Work to do = Transcribe the entries that follow, word for word.

Task inputs =
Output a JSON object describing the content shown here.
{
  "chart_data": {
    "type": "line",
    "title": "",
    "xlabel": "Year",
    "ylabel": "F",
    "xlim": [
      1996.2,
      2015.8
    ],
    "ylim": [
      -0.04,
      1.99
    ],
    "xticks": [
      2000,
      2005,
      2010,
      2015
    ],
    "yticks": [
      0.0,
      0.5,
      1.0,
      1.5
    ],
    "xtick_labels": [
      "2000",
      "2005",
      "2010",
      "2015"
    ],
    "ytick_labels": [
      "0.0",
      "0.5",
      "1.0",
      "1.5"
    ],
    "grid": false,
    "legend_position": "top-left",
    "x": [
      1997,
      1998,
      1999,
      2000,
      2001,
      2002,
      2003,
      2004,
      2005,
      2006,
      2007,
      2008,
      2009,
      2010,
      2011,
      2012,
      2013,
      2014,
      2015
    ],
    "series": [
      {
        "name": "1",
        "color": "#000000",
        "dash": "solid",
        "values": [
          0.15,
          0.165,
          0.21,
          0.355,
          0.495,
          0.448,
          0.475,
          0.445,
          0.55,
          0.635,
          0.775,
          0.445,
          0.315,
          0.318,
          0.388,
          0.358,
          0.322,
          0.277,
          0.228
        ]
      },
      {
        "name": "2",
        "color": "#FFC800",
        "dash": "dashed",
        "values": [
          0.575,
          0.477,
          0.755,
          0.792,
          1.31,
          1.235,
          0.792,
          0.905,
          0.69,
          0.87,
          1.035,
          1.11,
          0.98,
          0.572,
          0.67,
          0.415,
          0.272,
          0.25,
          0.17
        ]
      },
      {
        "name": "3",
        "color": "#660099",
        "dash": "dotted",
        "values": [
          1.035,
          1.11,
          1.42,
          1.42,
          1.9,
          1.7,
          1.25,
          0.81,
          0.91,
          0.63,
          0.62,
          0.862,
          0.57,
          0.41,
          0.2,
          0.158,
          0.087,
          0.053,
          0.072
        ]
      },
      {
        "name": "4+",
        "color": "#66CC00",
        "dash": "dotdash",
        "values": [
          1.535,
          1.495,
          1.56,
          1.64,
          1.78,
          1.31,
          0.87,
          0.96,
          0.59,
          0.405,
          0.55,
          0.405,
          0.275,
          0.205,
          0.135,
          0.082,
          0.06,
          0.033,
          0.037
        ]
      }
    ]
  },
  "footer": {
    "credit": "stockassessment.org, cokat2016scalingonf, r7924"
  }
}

Answer for the task =
Output a JSON object describing the content shown here.
{
  "chart_data": {
    "type": "line",
    "title": "",
    "xlabel": "Year",
    "ylabel": "F",
    "xlim": [
      1996.2,
      2015.8
    ],
    "ylim": [
      -0.04,
      1.99
    ],
    "xticks": [
      2000,
      2005,
      2010,
      2015
    ],
    "yticks": [
      0.0,
      0.5,
      1.0,
      1.5
    ],
    "xtick_labels": [
      "2000",
      "2005",
      "2010",
      "2015"
    ],
    "ytick_labels": [
      "0.0",
      "0.5",
      "1.0",
      "1.5"
    ],
    "grid": false,
    "legend_position": "top-left",
    "x": [
      1997,
      1998,
      1999,
      2000,
      2001,
      2002,
      2003,
      2004,
      2005,
      2006,
      2007,
      2008,
      2009,
      2010,
      2011,
      2012,
      2013,
      2014,
      2015
    ],
    "series": [
      {
        "name": "1",
        "color": "#000000",
        "dash": "solid",
        "values": [
          0.15,
          0.165,
          0.21,
          0.355,
          0.495,
          0.448,
          0.475,
          0.445,
          0.55,
          0.635,
          0.775,
          0.445,
          0.315,
          0.318,
          0.388,
          0.358,
          0.322,
          0.277,
          0.228
        ]
      },
      {
        "name": "2",
        "color": "#FFC800",
        "dash": "dashed",
        "values": [
          0.575,
          0.477,
          0.755,
          0.792,
          1.31,
          1.235,
          0.792,
          0.905,
          0.69,
          0.87,
          1.035,
          1.11,
          0.98,
          0.572,
          0.67,
          0.415,
          0.272,
          0.25,
          0.17
        ]
      },
      {
        "name": "3",
        "color": "#660099",
        "dash": "dotted",
        "values": [
          1.035,
          1.11,
          1.42,
          1.42,
          1.9,
          1.7,
          1.25,
          0.81,
          0.91,
          0.63,
          0.62,
          0.862,
          0.57,
          0.41,
          0.2,
          0.158,
          0.087,
          0.053,
          0.072
        ]
      },
      {
        "name": "4+",
        "color": "#66CC00",
        "dash": "dotdash",
        "values": [
          1.535,
          1.495,
          1.56,
          1.64,
          1.78,
          1.31,
          0.87,
          0.96,
          0.59,
          0.405,
          0.55,
          0.405,
          0.275,
          0.205,
          0.135,
          0.082,
          0.06,
          0.033,
          0.037
        ]
      }
    ]
  },
  "footer": {
    "credit": "stockassessment.org, cokat2016scalingonf, r7924"
  }
}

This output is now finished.